Where a line holds the string "고객님의", return that line.

■ ■ ■ ■ ■ ■ ■

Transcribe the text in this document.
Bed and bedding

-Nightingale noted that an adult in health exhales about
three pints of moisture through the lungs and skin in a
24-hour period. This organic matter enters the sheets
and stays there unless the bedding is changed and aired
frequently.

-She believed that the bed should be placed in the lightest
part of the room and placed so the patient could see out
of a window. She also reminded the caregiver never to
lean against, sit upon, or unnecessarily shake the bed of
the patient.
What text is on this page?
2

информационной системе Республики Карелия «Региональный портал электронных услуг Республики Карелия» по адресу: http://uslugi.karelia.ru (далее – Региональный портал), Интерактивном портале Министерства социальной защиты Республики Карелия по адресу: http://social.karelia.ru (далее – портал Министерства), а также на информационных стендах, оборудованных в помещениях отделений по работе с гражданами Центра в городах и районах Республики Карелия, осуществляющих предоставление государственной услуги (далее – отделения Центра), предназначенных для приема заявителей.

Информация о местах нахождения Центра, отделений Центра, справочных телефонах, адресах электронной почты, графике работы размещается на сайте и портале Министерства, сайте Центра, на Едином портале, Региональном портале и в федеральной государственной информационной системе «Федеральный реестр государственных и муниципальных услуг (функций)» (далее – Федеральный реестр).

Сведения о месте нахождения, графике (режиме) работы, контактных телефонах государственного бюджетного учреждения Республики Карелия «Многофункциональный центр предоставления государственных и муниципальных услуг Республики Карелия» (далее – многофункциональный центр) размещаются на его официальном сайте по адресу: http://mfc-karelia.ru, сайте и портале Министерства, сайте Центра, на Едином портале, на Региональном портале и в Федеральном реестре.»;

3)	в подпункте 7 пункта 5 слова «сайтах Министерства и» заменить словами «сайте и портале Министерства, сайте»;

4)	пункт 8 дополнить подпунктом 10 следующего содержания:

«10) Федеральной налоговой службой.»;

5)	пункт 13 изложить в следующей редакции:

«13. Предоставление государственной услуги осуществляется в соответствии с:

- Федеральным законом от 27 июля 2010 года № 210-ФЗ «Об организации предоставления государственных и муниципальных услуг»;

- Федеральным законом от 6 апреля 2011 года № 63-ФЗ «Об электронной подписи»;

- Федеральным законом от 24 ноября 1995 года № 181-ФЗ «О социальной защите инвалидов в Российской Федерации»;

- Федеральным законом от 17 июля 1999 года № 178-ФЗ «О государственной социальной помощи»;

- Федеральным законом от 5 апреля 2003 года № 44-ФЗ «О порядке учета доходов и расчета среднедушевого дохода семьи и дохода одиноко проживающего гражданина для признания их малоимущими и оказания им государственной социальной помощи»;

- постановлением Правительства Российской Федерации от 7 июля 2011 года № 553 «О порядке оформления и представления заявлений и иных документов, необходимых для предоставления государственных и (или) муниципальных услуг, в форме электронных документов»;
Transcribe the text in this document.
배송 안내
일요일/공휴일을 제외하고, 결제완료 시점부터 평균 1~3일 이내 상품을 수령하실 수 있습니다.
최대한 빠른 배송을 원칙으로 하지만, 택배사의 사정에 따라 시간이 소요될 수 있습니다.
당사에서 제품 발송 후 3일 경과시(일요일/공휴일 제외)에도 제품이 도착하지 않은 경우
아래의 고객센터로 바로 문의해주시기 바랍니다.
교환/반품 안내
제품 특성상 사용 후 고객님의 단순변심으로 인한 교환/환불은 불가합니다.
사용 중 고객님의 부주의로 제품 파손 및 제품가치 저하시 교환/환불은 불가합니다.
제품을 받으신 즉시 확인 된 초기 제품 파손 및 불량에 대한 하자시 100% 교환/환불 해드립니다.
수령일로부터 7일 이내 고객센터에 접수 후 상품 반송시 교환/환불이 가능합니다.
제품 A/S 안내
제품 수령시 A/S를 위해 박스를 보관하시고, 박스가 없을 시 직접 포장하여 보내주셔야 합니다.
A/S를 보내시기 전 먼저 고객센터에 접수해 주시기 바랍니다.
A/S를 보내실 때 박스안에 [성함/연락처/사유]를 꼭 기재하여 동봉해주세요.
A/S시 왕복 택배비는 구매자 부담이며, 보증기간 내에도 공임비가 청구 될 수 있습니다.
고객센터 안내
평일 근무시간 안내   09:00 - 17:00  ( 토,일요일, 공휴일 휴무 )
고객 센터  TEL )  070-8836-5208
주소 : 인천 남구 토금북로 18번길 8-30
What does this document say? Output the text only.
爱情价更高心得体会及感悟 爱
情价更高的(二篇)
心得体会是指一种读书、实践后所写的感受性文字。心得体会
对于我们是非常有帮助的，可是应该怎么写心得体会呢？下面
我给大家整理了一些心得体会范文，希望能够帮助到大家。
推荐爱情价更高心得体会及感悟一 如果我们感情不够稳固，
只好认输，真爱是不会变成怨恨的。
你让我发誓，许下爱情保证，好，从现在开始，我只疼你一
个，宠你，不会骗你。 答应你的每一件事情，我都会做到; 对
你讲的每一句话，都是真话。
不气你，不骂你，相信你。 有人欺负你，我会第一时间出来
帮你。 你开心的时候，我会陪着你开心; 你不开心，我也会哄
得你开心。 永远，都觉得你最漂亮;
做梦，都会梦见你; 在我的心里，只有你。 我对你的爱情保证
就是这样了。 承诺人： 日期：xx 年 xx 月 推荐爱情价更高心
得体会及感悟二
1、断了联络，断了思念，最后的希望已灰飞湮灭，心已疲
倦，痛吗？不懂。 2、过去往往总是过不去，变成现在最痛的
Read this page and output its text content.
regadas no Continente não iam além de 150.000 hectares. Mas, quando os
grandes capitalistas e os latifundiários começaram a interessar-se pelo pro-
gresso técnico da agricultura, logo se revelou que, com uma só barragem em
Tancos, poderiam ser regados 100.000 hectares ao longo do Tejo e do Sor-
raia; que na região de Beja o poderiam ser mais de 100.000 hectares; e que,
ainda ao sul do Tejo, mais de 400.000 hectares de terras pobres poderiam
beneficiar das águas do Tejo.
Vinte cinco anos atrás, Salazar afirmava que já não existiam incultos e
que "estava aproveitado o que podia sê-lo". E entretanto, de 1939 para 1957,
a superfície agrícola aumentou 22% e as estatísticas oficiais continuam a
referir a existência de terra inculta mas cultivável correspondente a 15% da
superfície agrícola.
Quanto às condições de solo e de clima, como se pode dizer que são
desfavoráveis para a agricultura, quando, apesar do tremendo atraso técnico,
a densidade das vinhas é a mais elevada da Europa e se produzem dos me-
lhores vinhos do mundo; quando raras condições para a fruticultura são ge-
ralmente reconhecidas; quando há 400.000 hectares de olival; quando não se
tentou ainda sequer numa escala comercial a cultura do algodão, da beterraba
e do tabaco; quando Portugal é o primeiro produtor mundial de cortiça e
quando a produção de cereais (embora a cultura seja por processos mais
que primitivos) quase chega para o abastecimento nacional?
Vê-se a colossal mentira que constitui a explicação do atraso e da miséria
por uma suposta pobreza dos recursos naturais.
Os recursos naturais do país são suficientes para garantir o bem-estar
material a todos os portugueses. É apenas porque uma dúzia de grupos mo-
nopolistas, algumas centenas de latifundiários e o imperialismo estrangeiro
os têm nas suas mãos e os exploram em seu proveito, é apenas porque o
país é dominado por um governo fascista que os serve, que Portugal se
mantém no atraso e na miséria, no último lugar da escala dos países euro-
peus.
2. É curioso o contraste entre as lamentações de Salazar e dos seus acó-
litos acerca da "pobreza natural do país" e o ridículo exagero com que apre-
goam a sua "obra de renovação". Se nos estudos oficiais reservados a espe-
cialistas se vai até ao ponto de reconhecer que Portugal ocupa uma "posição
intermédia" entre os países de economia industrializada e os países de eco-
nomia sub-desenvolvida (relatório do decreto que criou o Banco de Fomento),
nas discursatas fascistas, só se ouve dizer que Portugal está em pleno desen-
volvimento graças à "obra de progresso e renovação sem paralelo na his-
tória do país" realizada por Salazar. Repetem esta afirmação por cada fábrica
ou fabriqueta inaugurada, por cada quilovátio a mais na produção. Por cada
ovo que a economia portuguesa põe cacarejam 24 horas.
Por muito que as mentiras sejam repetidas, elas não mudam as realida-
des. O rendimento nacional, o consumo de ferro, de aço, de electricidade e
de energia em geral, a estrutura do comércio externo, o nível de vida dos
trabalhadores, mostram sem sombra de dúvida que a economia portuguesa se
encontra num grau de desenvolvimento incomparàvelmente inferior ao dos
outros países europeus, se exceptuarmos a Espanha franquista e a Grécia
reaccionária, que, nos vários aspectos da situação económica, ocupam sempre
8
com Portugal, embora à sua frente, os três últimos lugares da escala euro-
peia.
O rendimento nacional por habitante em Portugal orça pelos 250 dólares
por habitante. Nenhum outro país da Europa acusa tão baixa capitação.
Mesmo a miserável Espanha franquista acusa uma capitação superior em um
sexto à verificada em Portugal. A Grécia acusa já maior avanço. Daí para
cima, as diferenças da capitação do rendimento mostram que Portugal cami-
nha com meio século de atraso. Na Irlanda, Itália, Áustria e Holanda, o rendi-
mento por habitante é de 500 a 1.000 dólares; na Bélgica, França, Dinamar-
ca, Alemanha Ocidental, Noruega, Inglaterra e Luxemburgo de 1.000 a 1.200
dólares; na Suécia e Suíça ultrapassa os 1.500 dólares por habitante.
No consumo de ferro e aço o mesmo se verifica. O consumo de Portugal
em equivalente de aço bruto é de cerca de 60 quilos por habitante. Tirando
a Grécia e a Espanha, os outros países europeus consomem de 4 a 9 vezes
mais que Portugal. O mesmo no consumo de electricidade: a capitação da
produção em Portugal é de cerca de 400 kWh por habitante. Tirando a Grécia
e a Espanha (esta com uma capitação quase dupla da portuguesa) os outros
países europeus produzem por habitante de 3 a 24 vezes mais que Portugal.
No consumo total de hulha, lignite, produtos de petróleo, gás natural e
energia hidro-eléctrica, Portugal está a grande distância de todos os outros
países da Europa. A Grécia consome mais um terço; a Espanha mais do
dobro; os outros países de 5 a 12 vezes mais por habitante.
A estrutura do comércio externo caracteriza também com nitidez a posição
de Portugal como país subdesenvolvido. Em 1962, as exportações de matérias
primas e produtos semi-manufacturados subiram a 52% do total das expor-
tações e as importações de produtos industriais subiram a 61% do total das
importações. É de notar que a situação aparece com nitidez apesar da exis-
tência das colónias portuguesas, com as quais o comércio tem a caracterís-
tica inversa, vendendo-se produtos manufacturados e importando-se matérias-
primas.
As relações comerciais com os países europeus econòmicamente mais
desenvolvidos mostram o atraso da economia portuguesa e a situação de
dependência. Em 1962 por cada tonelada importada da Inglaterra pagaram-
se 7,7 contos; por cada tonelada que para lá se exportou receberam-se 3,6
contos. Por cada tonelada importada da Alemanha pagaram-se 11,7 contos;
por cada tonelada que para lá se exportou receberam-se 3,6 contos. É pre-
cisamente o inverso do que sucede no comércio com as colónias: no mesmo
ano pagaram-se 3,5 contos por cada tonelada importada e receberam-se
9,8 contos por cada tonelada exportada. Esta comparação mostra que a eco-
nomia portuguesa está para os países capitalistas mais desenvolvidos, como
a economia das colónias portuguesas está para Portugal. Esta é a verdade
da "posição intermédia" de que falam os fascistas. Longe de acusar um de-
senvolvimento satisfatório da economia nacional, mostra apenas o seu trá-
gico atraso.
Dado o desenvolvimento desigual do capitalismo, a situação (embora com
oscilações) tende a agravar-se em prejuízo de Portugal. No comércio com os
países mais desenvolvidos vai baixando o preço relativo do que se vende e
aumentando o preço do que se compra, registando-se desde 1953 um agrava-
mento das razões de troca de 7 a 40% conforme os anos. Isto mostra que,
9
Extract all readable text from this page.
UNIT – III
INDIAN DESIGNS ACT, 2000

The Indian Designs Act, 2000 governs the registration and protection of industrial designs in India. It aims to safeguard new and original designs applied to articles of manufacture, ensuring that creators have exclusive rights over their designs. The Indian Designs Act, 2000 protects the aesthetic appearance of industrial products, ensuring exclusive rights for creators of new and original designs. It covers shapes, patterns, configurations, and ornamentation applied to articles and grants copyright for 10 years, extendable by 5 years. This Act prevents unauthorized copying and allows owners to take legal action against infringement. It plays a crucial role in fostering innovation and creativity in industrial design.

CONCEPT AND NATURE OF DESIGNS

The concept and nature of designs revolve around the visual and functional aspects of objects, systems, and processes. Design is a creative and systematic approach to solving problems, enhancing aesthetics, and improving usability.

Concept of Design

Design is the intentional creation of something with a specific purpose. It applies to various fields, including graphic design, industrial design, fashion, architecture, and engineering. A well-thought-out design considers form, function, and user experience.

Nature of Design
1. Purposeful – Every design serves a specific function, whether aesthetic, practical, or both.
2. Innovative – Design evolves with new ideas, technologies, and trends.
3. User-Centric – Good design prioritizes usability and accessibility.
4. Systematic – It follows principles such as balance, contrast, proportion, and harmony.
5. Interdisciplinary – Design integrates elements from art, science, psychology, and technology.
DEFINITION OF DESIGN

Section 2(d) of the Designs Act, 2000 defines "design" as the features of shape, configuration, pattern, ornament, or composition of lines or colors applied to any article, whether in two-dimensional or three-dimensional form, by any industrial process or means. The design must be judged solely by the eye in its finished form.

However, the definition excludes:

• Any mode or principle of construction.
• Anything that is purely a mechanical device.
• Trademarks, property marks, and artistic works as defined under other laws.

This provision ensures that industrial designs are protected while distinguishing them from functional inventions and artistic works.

■ ■ ■ ■ ■ ■ ■

### Answer to this task
제품 특성상 사용 후 고객님의 단순변심으로 인한 교환/환불은 불가합니다.
사용 중 고객님의 부주의로 제품 파손 및 제품가치 저하시 교환/환불은 불가합니다.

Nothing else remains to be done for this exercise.